→ **The exercise**
Go through the entries one line at a time, and gather every line that has the word "أحمد".

→ **Material provided**

——

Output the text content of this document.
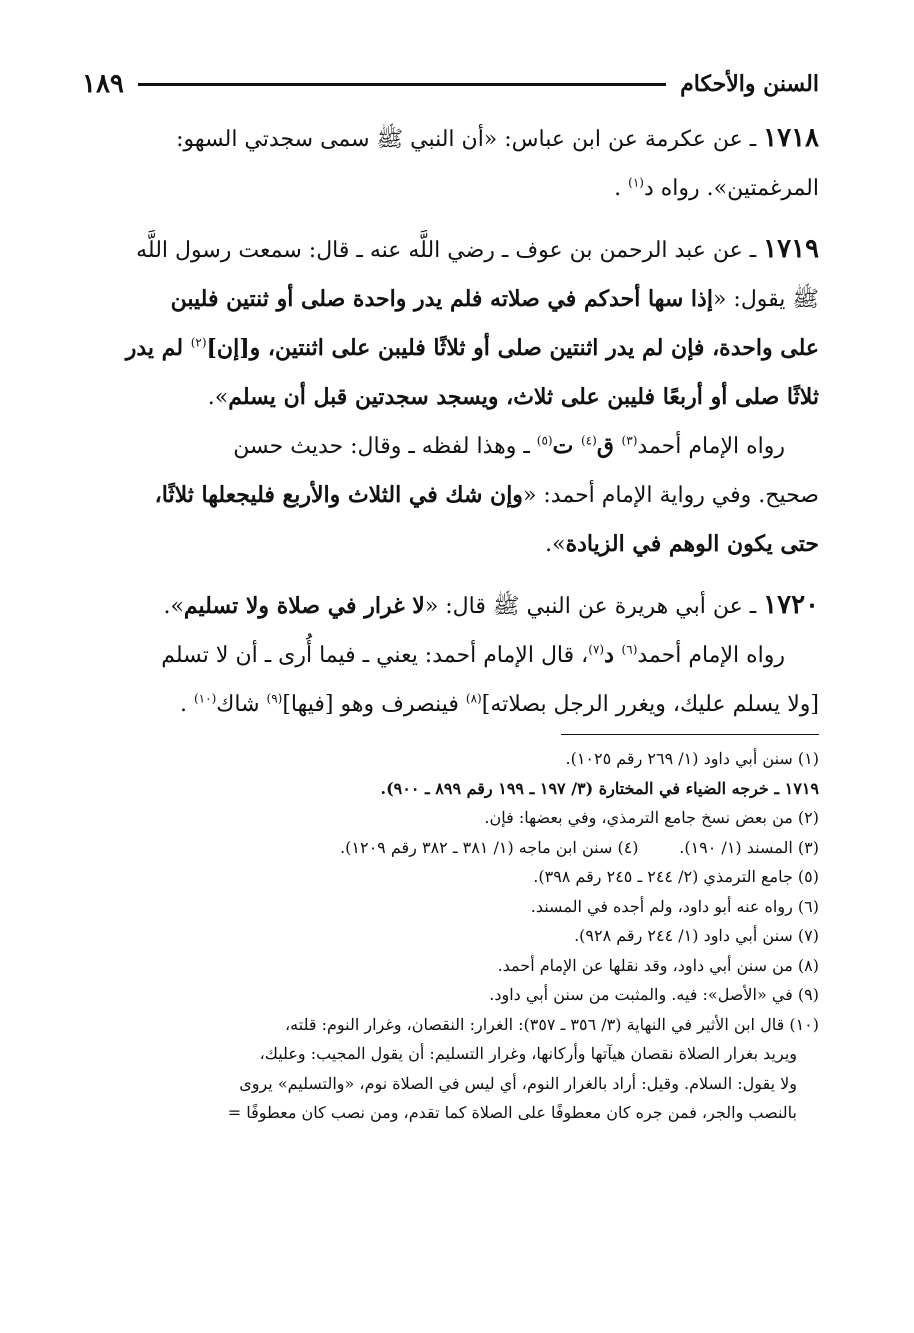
السنن والأحكام
١٨٩

١٧١٨ ـ عن عكرمة عن ابن عباس: «أن النبي ﷺ سمى سجدتي السهو:

المرغمتين». رواه د$^{(١)}$ .

١٧١٩ ـ عن عبد الرحمن بن عوف ـ رضي اللَّه عنه ـ قال: سمعت رسول اللَّه

ﷺ يقول: «إذا سها أحدكم في صلاته فلم يدر واحدة صلى أو ثنتين فليبن

على واحدة، فإن لم يدر اثنتين صلى أو ثلاثًا فليبن على اثنتين، و[إن]$^{(٢)}$ لم يدر

ثلاثًا صلى أو أربعًا فليبن على ثلاث، ويسجد سجدتين قبل أن يسلم».

رواه الإمام أحمد$^{(٣)}$ ق$^{(٤)}$ ت$^{(٥)}$ ـ وهذا لفظه ـ وقال: حديث حسن

صحيح. وفي رواية الإمام أحمد: «وإن شك في الثلاث والأربع فليجعلها ثلاثًا،

حتى يكون الوهم في الزيادة».

١٧٢٠ ـ عن أبي هريرة عن النبي ﷺ قال: «لا غرار في صلاة ولا تسليم».

رواه الإمام أحمد$^{(٦)}$ د$^{(٧)}$، قال الإمام أحمد: يعني ـ فيما أُرى ـ أن لا تسلم

[ولا يسلم عليك، ويغرر الرجل بصلاته]$^{(٨)}$ فينصرف وهو [فيها]$^{(٩)}$ شاك$^{(١٠)}$ .

(١) سنن أبي داود (١/ ٢٦٩ رقم ١٠٢٥).
١٧١٩ ـ خرجه الضياء في المختارة (٣/ ١٩٧ ـ ١٩٩ رقم ٨٩٩ ـ ٩٠٠).
(٢) من بعض نسخ جامع الترمذي، وفي بعضها: فإن.
(٣) المسند (١/ ١٩٠).        (٤) سنن ابن ماجه (١/ ٣٨١ ـ ٣٨٢ رقم ١٢٠٩).
(٥) جامع الترمذي (٢/ ٢٤٤ ـ ٢٤٥ رقم ٣٩٨).
(٦) رواه عنه أبو داود، ولم أجده في المسند.
(٧) سنن أبي داود (١/ ٢٤٤ رقم ٩٢٨).
(٨) من سنن أبي داود، وقد نقلها عن الإمام أحمد.
(٩) في «الأصل»: فيه. والمثبت من سنن أبي داود.
(١٠) قال ابن الأثير في النهاية (٣/ ٣٥٦ ـ ٣٥٧): الغرار: النقصان، وغرار النوم: قلته،
ويريد بغرار الصلاة نقصان هيآتها وأركانها، وغرار التسليم: أن يقول المجيب: وعليك،
ولا يقول: السلام. وقيل: أراد بالغرار النوم، أي ليس في الصلاة نوم، «والتسليم» يروى
بالنصب والجر، فمن جره كان معطوفًا على الصلاة كما تقدم، ومن نصب كان معطوفًا =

——

→ **The reply**
رواه الإمام أحمد$^{(٣)}$ ق$^{(٤)}$ ت$^{(٥)}$ ـ وهذا لفظه ـ وقال: حديث حسن
صحيح. وفي رواية الإمام أحمد: «وإن شك في الثلاث والأربع فليجعلها ثلاثًا،
رواه الإمام أحمد$^{(٦)}$ د$^{(٧)}$، قال الإمام أحمد: يعني ـ فيما أُرى ـ أن لا تسلم
(٨) من سنن أبي داود، وقد نقلها عن الإمام أحمد.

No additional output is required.